What you will do:
Identify the lines that contain the string "background", then copy each of them.
◇ ◇ ◇ ◇ ◇ ◇ ◇
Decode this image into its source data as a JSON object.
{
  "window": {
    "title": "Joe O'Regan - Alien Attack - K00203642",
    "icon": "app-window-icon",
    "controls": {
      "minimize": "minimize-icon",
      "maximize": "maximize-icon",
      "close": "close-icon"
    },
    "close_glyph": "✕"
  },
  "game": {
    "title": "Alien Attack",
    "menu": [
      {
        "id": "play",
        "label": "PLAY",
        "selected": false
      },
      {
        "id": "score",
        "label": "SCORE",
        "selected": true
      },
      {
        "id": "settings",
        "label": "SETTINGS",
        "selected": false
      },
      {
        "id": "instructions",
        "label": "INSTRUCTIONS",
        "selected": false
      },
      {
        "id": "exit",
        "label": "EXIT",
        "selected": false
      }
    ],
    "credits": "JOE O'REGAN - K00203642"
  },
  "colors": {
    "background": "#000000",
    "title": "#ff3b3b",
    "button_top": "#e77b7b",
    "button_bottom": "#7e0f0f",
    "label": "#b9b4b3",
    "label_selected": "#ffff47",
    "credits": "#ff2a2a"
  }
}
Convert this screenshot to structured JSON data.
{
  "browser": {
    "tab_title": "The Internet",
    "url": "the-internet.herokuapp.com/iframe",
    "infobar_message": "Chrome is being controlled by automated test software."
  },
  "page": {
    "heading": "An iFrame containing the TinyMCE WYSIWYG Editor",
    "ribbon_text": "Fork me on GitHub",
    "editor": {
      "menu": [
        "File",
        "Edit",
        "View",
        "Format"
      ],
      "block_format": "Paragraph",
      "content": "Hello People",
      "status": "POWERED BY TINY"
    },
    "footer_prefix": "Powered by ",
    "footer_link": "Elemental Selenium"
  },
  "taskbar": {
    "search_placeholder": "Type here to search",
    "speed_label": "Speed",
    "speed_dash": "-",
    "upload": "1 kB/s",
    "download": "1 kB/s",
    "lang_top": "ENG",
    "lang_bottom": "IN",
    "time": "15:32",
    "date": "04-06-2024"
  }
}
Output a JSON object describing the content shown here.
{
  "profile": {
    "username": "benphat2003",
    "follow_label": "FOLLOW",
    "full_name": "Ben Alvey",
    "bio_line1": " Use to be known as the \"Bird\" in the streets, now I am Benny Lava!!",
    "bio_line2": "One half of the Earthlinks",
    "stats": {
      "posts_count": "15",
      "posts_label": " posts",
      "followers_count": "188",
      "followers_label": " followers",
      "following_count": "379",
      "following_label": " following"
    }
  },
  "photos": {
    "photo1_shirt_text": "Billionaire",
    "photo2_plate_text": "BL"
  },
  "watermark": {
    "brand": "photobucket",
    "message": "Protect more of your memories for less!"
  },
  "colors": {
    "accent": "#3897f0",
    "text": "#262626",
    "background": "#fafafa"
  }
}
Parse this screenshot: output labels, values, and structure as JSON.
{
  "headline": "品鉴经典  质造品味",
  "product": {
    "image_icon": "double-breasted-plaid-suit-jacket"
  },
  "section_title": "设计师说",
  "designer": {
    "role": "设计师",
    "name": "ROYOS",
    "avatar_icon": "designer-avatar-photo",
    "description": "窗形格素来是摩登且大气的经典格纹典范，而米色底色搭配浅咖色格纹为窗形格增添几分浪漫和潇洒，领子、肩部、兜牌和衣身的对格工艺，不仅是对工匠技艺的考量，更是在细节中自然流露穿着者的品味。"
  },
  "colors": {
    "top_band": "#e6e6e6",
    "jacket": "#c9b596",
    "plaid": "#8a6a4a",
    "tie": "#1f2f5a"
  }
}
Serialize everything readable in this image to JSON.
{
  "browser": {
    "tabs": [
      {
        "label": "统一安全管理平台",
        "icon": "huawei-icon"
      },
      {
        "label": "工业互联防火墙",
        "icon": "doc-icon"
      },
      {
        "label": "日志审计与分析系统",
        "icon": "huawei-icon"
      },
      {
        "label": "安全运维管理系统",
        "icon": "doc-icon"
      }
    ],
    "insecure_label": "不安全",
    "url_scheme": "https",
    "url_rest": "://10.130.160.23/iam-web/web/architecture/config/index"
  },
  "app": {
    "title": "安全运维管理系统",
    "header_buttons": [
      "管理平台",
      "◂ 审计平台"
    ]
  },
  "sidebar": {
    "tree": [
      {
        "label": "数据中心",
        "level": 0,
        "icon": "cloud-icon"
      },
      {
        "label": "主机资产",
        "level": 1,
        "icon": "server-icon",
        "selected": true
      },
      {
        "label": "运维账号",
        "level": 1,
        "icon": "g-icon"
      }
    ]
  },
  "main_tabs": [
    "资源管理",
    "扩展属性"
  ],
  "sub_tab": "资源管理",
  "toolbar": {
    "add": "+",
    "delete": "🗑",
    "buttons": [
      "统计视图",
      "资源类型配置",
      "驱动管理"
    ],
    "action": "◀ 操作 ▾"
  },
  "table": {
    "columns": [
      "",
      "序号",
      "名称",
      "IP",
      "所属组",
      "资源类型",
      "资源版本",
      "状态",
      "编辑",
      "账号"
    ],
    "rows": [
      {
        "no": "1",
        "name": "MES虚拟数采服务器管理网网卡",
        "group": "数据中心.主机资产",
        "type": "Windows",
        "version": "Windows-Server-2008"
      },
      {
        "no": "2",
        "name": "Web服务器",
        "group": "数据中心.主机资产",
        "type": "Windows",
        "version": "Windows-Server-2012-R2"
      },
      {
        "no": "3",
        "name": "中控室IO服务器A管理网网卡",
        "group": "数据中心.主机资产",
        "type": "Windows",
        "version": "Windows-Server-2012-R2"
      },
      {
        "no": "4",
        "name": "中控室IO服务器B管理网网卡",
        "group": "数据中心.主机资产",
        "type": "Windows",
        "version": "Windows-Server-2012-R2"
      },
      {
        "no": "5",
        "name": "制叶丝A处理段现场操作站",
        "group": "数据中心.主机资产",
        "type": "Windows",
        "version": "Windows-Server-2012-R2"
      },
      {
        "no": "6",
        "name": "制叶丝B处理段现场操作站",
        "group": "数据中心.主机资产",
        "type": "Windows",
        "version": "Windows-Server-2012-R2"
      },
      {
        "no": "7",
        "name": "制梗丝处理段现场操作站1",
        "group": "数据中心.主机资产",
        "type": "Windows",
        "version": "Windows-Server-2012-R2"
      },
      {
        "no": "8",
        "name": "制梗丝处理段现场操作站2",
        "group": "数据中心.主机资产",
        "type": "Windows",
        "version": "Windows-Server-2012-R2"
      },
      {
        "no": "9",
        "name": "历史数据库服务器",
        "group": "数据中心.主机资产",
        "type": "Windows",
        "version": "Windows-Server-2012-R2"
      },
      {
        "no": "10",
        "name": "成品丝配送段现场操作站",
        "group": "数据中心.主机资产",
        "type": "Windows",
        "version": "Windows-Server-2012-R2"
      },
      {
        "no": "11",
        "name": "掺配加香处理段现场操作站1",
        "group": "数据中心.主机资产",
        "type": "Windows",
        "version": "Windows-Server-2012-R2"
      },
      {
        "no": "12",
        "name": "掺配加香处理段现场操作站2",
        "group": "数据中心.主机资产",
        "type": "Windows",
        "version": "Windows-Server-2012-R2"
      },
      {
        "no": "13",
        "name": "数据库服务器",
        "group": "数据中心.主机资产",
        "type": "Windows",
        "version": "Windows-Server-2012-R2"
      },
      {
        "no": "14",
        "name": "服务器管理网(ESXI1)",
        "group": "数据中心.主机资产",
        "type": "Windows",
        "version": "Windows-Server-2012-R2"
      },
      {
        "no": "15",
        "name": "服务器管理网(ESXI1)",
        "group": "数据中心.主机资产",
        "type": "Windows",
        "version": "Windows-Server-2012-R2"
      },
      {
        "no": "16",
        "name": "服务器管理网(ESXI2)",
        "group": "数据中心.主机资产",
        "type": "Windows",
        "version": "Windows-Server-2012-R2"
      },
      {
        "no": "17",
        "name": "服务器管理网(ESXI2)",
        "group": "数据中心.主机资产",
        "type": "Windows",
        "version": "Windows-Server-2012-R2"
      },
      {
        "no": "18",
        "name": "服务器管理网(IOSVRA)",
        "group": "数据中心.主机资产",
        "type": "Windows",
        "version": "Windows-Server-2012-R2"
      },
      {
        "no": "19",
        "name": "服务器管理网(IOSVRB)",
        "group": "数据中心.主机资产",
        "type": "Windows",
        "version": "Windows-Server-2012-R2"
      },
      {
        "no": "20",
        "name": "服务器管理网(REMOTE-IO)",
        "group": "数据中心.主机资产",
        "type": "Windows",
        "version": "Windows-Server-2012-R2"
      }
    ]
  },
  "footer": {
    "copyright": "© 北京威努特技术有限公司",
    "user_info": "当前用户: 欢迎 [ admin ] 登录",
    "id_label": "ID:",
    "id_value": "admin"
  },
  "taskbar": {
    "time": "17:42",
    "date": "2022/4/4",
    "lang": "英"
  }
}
◇ ◇ ◇ ◇ ◇ ◇ ◇
Answer for the task:
    "background": "#000000",
    "background": "#fafafa"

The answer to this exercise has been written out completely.